§ Task statement:
Extract every record, keeping each one exactly as it is.

Data entries:
==========
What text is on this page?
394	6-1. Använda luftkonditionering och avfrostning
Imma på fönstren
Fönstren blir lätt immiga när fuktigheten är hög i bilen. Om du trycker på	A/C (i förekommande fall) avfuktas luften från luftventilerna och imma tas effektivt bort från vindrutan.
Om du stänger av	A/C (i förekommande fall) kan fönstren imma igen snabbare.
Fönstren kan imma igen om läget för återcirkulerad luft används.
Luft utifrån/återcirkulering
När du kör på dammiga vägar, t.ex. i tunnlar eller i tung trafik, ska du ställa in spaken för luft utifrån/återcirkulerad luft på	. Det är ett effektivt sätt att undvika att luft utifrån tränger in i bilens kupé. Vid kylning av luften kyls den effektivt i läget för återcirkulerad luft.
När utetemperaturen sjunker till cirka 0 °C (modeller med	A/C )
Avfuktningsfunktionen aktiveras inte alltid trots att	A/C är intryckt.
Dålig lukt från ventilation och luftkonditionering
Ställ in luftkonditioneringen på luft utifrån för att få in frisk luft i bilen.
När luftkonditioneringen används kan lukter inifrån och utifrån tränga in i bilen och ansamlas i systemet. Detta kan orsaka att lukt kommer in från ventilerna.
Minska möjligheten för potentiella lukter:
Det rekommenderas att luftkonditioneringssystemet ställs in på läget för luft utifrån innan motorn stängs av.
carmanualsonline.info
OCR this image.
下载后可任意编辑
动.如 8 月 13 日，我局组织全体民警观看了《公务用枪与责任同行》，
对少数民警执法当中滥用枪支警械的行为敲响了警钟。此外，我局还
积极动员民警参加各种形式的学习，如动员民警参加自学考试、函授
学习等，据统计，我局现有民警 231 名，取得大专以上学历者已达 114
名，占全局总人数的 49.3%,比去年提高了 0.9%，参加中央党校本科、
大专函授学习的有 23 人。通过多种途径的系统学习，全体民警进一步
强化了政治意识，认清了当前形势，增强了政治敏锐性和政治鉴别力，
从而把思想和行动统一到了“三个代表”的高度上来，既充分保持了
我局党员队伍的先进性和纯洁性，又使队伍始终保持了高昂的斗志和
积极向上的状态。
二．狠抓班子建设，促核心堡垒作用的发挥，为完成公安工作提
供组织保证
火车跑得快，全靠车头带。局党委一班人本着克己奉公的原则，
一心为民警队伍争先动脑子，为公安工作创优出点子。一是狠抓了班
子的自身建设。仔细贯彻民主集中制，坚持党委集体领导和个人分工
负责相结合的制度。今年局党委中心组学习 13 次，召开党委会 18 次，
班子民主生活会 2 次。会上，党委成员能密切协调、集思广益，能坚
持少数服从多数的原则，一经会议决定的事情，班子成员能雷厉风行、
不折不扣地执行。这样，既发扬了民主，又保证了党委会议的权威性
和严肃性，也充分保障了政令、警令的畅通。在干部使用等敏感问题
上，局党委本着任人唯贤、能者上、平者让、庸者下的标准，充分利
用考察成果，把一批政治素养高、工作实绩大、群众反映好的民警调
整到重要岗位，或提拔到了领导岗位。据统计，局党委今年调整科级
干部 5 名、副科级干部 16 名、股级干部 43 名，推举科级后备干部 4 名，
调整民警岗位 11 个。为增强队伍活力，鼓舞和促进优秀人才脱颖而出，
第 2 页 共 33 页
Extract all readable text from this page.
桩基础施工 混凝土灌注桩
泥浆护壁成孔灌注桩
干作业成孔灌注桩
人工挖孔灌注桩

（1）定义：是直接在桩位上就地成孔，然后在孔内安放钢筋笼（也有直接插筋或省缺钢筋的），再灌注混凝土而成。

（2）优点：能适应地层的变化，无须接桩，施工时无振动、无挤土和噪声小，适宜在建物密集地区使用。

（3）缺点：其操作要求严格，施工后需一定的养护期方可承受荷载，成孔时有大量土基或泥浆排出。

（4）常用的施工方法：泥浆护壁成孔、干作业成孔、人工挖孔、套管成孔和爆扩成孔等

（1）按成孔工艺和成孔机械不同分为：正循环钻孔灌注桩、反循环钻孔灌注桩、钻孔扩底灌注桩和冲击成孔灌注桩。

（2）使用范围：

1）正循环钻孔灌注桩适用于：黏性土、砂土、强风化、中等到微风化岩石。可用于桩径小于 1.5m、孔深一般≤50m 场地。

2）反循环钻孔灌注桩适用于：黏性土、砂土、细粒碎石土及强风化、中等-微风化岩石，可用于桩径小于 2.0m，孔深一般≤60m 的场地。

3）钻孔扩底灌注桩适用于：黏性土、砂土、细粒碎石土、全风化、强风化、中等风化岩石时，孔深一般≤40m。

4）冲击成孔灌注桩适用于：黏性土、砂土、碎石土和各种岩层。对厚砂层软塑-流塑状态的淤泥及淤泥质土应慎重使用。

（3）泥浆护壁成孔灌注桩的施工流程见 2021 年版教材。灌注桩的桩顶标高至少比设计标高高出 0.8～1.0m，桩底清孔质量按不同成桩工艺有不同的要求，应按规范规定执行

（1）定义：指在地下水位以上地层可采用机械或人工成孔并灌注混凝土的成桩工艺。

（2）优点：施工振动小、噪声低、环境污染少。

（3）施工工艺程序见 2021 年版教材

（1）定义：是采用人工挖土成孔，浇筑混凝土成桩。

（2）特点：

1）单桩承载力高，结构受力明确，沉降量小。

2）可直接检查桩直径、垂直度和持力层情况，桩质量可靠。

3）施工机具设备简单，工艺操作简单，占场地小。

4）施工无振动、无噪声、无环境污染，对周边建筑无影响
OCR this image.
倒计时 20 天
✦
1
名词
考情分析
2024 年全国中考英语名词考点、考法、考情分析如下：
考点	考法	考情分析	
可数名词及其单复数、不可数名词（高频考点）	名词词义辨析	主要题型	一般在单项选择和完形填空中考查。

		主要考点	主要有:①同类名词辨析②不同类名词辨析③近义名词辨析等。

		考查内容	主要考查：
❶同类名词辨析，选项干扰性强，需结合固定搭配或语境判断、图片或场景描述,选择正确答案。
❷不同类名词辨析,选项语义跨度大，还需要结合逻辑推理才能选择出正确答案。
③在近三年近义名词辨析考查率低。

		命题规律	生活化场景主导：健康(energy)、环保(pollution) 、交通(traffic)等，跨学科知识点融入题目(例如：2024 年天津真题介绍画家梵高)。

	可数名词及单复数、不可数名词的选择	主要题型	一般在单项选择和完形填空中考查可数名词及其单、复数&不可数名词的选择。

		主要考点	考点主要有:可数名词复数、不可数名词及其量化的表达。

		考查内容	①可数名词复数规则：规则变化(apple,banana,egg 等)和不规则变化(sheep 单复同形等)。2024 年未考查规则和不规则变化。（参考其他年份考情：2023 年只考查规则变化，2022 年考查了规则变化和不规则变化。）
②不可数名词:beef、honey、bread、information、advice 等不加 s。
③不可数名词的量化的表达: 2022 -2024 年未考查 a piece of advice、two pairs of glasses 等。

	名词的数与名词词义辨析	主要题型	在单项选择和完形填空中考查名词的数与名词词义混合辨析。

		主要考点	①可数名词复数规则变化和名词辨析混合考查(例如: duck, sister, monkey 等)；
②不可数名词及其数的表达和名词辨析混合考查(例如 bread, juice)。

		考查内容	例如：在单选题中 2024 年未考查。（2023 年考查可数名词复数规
==========
§ Written response:
What text is on this page?
394	6-1. Använda luftkonditionering och avfrostning
Imma på fönstren
Fönstren blir lätt immiga när fuktigheten är hög i bilen. Om du trycker på	A/C (i förekommande fall) avfuktas luften från luftventilerna och imma tas effektivt bort från vindrutan.
Om du stänger av	A/C (i förekommande fall) kan fönstren imma igen snabbare.
Fönstren kan imma igen om läget för återcirkulerad luft används.
Luft utifrån/återcirkulering
När du kör på dammiga vägar, t.ex. i tunnlar eller i tung trafik, ska du ställa in spaken för luft utifrån/återcirkulerad luft på	. Det är ett effektivt sätt att undvika att luft utifrån tränger in i bilens kupé. Vid kylning av luften kyls den effektivt i läget för återcirkulerad luft.
När utetemperaturen sjunker till cirka 0 °C (modeller med	A/C )
Avfuktningsfunktionen aktiveras inte alltid trots att	A/C är intryckt.
Dålig lukt från ventilation och luftkonditionering
Ställ in luftkonditioneringen på luft utifrån för att få in frisk luft i bilen.
När luftkonditioneringen används kan lukter inifrån och utifrån tränga in i bilen och ansamlas i systemet. Detta kan orsaka att lukt kommer in från ventilerna.
Minska möjligheten för potentiella lukter:
Det rekommenderas att luftkonditioneringssystemet ställs in på läget för luft utifrån innan motorn stängs av.
carmanualsonline.info
OCR this image.
下载后可任意编辑
动.如 8 月 13 日，我局组织全体民警观看了《公务用枪与责任同行》，
对少数民警执法当中滥用枪支警械的行为敲响了警钟。此外，我局还
积极动员民警参加各种形式的学习，如动员民警参加自学考试、函授
学习等，据统计，我局现有民警 231 名，取得大专以上学历者已达 114
名，占全局总人数的 49.3%,比去年提高了 0.9%，参加中央党校本科、
大专函授学习的有 23 人。通过多种途径的系统学习，全体民警进一步
强化了政治意识，认清了当前形势，增强了政治敏锐性和政治鉴别力，
从而把思想和行动统一到了“三个代表”的高度上来，既充分保持了
我局党员队伍的先进性和纯洁性，又使队伍始终保持了高昂的斗志和
积极向上的状态。
二．狠抓班子建设，促核心堡垒作用的发挥，为完成公安工作提
供组织保证
火车跑得快，全靠车头带。局党委一班人本着克己奉公的原则，
一心为民警队伍争先动脑子，为公安工作创优出点子。一是狠抓了班
子的自身建设。仔细贯彻民主集中制，坚持党委集体领导和个人分工
负责相结合的制度。今年局党委中心组学习 13 次，召开党委会 18 次，
班子民主生活会 2 次。会上，党委成员能密切协调、集思广益，能坚
持少数服从多数的原则，一经会议决定的事情，班子成员能雷厉风行、
不折不扣地执行。这样，既发扬了民主，又保证了党委会议的权威性
和严肃性，也充分保障了政令、警令的畅通。在干部使用等敏感问题
上，局党委本着任人唯贤、能者上、平者让、庸者下的标准，充分利
用考察成果，把一批政治素养高、工作实绩大、群众反映好的民警调
整到重要岗位，或提拔到了领导岗位。据统计，局党委今年调整科级
干部 5 名、副科级干部 16 名、股级干部 43 名，推举科级后备干部 4 名，
调整民警岗位 11 个。为增强队伍活力，鼓舞和促进优秀人才脱颖而出，
第 2 页 共 33 页
Extract all readable text from this page.
桩基础施工 混凝土灌注桩
泥浆护壁成孔灌注桩
干作业成孔灌注桩
人工挖孔灌注桩

（1）定义：是直接在桩位上就地成孔，然后在孔内安放钢筋笼（也有直接插筋或省缺钢筋的），再灌注混凝土而成。

（2）优点：能适应地层的变化，无须接桩，施工时无振动、无挤土和噪声小，适宜在建物密集地区使用。

（3）缺点：其操作要求严格，施工后需一定的养护期方可承受荷载，成孔时有大量土基或泥浆排出。

（4）常用的施工方法：泥浆护壁成孔、干作业成孔、人工挖孔、套管成孔和爆扩成孔等

（1）按成孔工艺和成孔机械不同分为：正循环钻孔灌注桩、反循环钻孔灌注桩、钻孔扩底灌注桩和冲击成孔灌注桩。

（2）使用范围：

1）正循环钻孔灌注桩适用于：黏性土、砂土、强风化、中等到微风化岩石。可用于桩径小于 1.5m、孔深一般≤50m 场地。

2）反循环钻孔灌注桩适用于：黏性土、砂土、细粒碎石土及强风化、中等-微风化岩石，可用于桩径小于 2.0m，孔深一般≤60m 的场地。

3）钻孔扩底灌注桩适用于：黏性土、砂土、细粒碎石土、全风化、强风化、中等风化岩石时，孔深一般≤40m。

4）冲击成孔灌注桩适用于：黏性土、砂土、碎石土和各种岩层。对厚砂层软塑-流塑状态的淤泥及淤泥质土应慎重使用。

（3）泥浆护壁成孔灌注桩的施工流程见 2021 年版教材。灌注桩的桩顶标高至少比设计标高高出 0.8～1.0m，桩底清孔质量按不同成桩工艺有不同的要求，应按规范规定执行

（1）定义：指在地下水位以上地层可采用机械或人工成孔并灌注混凝土的成桩工艺。

（2）优点：施工振动小、噪声低、环境污染少。

（3）施工工艺程序见 2021 年版教材

（1）定义：是采用人工挖土成孔，浇筑混凝土成桩。

（2）特点：

1）单桩承载力高，结构受力明确，沉降量小。

2）可直接检查桩直径、垂直度和持力层情况，桩质量可靠。

3）施工机具设备简单，工艺操作简单，占场地小。

4）施工无振动、无噪声、无环境污染，对周边建筑无影响
OCR this image.
倒计时 20 天
✦
1
名词
考情分析
2024 年全国中考英语名词考点、考法、考情分析如下：
考点	考法	考情分析	
可数名词及其单复数、不可数名词（高频考点）	名词词义辨析	主要题型	一般在单项选择和完形填空中考查。

		主要考点	主要有:①同类名词辨析②不同类名词辨析③近义名词辨析等。

		考查内容	主要考查：
❶同类名词辨析，选项干扰性强，需结合固定搭配或语境判断、图片或场景描述,选择正确答案。
❷不同类名词辨析,选项语义跨度大，还需要结合逻辑推理才能选择出正确答案。
③在近三年近义名词辨析考查率低。

		命题规律	生活化场景主导：健康(energy)、环保(pollution) 、交通(traffic)等，跨学科知识点融入题目(例如：2024 年天津真题介绍画家梵高)。

	可数名词及单复数、不可数名词的选择	主要题型	一般在单项选择和完形填空中考查可数名词及其单、复数&不可数名词的选择。

		主要考点	考点主要有:可数名词复数、不可数名词及其量化的表达。

		考查内容	①可数名词复数规则：规则变化(apple,banana,egg 等)和不规则变化(sheep 单复同形等)。2024 年未考查规则和不规则变化。（参考其他年份考情：2023 年只考查规则变化，2022 年考查了规则变化和不规则变化。）
②不可数名词:beef、honey、bread、information、advice 等不加 s。
③不可数名词的量化的表达: 2022 -2024 年未考查 a piece of advice、two pairs of glasses 等。

	名词的数与名词词义辨析	主要题型	在单项选择和完形填空中考查名词的数与名词词义混合辨析。

		主要考点	①可数名词复数规则变化和名词辨析混合考查(例如: duck, sister, monkey 等)；
②不可数名词及其数的表达和名词辨析混合考查(例如 bread, juice)。

		考查内容	例如：在单选题中 2024 年未考查。（2023 年考查可数名词复数规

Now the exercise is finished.